[Data records]
_ _ _ _

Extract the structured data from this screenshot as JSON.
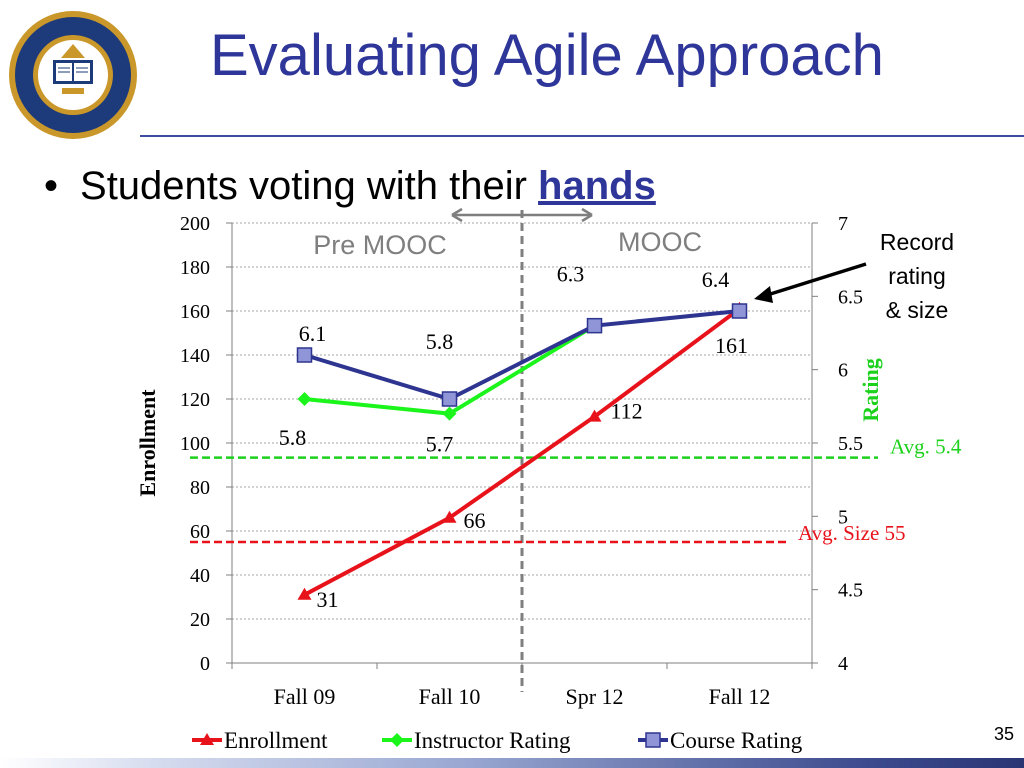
{
  "slide": {
    "title": "Evaluating Agile Approach",
    "bullet_prefix": "Students voting with their ",
    "bullet_emph": "hands",
    "page_number": "35",
    "seal_text": "THE UNIVERSITY OF CALIFORNIA BERKELEY 1868"
  },
  "chart_data": {
    "type": "line",
    "categories": [
      "Fall 09",
      "Fall 10",
      "Spr 12",
      "Fall 12"
    ],
    "y_left": {
      "label": "Enrollment",
      "range": [
        0,
        200
      ],
      "ticks": [
        "0",
        "20",
        "40",
        "60",
        "80",
        "100",
        "120",
        "140",
        "160",
        "180",
        "200"
      ]
    },
    "y_right": {
      "label": "Rating",
      "range": [
        4,
        7
      ],
      "ticks": [
        "4",
        "4.5",
        "5",
        "5.5",
        "6",
        "6.5",
        "7"
      ]
    },
    "series": [
      {
        "name": "Enrollment",
        "axis": "left",
        "values": [
          31,
          66,
          112,
          161
        ],
        "labels": [
          "31",
          "66",
          "112",
          "161"
        ],
        "color": "#e8121b"
      },
      {
        "name": "Instructor Rating",
        "axis": "right",
        "values": [
          5.8,
          5.7,
          6.3,
          null
        ],
        "labels": [
          "5.8",
          "5.7",
          "",
          ""
        ],
        "color": "#1cf51c"
      },
      {
        "name": "Course Rating",
        "axis": "right",
        "values": [
          6.1,
          5.8,
          6.3,
          6.4
        ],
        "labels": [
          "6.1",
          "5.8",
          "6.3",
          "6.4"
        ],
        "color": "#2e3590"
      }
    ],
    "reference_lines": [
      {
        "label": "Avg. 5.4",
        "axis": "right",
        "value": 5.4,
        "color": "#1cd11c"
      },
      {
        "label": "Avg. Size 55",
        "axis": "left",
        "value": 55,
        "color": "#e8121b"
      }
    ],
    "divider": {
      "between": [
        "Fall 10",
        "Spr 12"
      ]
    },
    "regions": [
      "Pre MOOC",
      "MOOC"
    ],
    "annotation": [
      "Record",
      "rating",
      "& size"
    ],
    "grid": true,
    "legend": "bottom"
  }
}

_ _ _ _

## TASK PROMPT
Without the pictures, print the records in full, exactly as they appear.

## RESULT
Extract the structured data from this screenshot as JSON.
{
  "slide": {
    "title": "Evaluating Agile Approach",
    "bullet_prefix": "Students voting with their ",
    "bullet_emph": "hands",
    "page_number": "35",
    "seal_text": "THE UNIVERSITY OF CALIFORNIA BERKELEY 1868"
  },
  "chart_data": {
    "type": "line",
    "categories": [
      "Fall 09",
      "Fall 10",
      "Spr 12",
      "Fall 12"
    ],
    "y_left": {
      "label": "Enrollment",
      "range": [
        0,
        200
      ],
      "ticks": [
        "0",
        "20",
        "40",
        "60",
        "80",
        "100",
        "120",
        "140",
        "160",
        "180",
        "200"
      ]
    },
    "y_right": {
      "label": "Rating",
      "range": [
        4,
        7
      ],
      "ticks": [
        "4",
        "4.5",
        "5",
        "5.5",
        "6",
        "6.5",
        "7"
      ]
    },
    "series": [
      {
        "name": "Enrollment",
        "axis": "left",
        "values": [
          31,
          66,
          112,
          161
        ],
        "labels": [
          "31",
          "66",
          "112",
          "161"
        ],
        "color": "#e8121b"
      },
      {
        "name": "Instructor Rating",
        "axis": "right",
        "values": [
          5.8,
          5.7,
          6.3,
          null
        ],
        "labels": [
          "5.8",
          "5.7",
          "",
          ""
        ],
        "color": "#1cf51c"
      },
      {
        "name": "Course Rating",
        "axis": "right",
        "values": [
          6.1,
          5.8,
          6.3,
          6.4
        ],
        "labels": [
          "6.1",
          "5.8",
          "6.3",
          "6.4"
        ],
        "color": "#2e3590"
      }
    ],
    "reference_lines": [
      {
        "label": "Avg. 5.4",
        "axis": "right",
        "value": 5.4,
        "color": "#1cd11c"
      },
      {
        "label": "Avg. Size 55",
        "axis": "left",
        "value": 55,
        "color": "#e8121b"
      }
    ],
    "divider": {
      "between": [
        "Fall 10",
        "Spr 12"
      ]
    },
    "regions": [
      "Pre MOOC",
      "MOOC"
    ],
    "annotation": [
      "Record",
      "rating",
      "& size"
    ],
    "grid": true,
    "legend": "bottom"
  }
}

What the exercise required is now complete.